PROBLEM: Which lines hold the word "households"? Copy each of them from the material.

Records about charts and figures
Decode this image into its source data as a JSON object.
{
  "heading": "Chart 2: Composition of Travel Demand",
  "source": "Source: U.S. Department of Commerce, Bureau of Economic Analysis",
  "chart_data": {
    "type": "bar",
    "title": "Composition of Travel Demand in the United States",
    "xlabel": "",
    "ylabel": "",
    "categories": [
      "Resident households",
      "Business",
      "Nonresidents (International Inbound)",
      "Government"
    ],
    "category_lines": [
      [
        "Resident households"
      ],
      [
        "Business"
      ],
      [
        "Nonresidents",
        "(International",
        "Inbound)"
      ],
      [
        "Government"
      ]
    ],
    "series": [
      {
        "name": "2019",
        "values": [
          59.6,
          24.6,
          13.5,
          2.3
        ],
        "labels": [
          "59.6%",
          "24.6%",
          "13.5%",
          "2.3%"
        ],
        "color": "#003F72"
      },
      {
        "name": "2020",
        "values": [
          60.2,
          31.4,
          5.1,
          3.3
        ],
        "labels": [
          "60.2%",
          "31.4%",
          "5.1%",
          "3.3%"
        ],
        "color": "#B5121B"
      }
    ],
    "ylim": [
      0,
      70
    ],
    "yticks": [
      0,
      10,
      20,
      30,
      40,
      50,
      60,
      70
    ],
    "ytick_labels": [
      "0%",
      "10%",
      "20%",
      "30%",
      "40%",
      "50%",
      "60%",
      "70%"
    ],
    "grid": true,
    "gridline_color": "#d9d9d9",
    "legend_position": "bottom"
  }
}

RESPONSE TO THE TASK:
      "Resident households",
        "Resident households"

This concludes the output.